**Your instructions**
From the entries that follow, list every line in which the string "Last" appears.

**Given information**
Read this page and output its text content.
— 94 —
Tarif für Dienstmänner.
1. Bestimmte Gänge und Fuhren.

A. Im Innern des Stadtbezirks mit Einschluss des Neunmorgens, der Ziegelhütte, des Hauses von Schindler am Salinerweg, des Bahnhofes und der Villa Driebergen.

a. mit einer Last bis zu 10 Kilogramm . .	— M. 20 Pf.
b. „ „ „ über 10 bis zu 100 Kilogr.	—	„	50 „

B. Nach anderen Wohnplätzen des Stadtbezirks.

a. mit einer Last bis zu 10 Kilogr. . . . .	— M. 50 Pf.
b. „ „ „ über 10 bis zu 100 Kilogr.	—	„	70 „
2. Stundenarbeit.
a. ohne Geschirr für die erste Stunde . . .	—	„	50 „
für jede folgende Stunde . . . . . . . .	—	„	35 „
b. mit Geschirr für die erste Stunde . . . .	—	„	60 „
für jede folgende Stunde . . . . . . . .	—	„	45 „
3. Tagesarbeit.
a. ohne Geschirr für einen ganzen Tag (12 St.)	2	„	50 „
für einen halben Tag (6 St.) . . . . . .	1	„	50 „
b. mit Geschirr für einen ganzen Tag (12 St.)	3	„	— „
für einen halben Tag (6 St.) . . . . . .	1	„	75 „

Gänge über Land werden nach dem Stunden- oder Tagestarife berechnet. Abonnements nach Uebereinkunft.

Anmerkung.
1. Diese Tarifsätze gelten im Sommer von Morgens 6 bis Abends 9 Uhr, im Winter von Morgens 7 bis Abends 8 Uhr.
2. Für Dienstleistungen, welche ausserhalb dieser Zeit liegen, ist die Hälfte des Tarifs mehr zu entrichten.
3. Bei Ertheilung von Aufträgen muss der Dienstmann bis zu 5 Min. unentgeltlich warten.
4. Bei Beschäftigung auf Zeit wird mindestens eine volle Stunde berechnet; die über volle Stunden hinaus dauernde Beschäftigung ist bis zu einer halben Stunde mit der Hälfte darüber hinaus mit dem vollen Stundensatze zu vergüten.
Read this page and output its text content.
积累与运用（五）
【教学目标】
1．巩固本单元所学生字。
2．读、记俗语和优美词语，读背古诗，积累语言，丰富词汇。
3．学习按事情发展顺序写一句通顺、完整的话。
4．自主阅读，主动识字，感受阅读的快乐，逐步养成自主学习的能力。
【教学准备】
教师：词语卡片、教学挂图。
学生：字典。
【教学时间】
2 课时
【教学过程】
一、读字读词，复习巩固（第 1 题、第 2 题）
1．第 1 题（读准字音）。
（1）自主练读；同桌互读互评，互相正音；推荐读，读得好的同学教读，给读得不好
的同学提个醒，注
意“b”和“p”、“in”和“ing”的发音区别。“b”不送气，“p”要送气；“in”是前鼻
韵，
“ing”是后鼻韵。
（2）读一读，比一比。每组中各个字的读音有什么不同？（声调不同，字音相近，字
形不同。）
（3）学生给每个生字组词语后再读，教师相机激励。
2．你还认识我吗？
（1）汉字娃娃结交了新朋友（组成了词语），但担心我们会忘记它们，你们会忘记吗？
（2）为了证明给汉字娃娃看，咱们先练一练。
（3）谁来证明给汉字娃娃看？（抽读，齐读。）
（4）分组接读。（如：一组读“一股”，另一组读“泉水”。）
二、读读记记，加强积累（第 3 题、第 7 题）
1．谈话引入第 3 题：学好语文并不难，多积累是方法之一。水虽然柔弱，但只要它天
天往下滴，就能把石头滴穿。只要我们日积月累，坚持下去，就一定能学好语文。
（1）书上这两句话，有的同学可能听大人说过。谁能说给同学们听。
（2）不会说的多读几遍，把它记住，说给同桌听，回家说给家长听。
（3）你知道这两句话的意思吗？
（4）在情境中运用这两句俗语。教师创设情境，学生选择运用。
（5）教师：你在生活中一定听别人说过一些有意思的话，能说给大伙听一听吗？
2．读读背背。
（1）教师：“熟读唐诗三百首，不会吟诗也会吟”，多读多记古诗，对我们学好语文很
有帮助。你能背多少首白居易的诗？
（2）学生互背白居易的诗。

**Response to the task**
a. mit einer Last bis zu 10 Kilogramm . .	— M. 20 Pf.
a. mit einer Last bis zu 10 Kilogr. . . . .	— M. 50 Pf.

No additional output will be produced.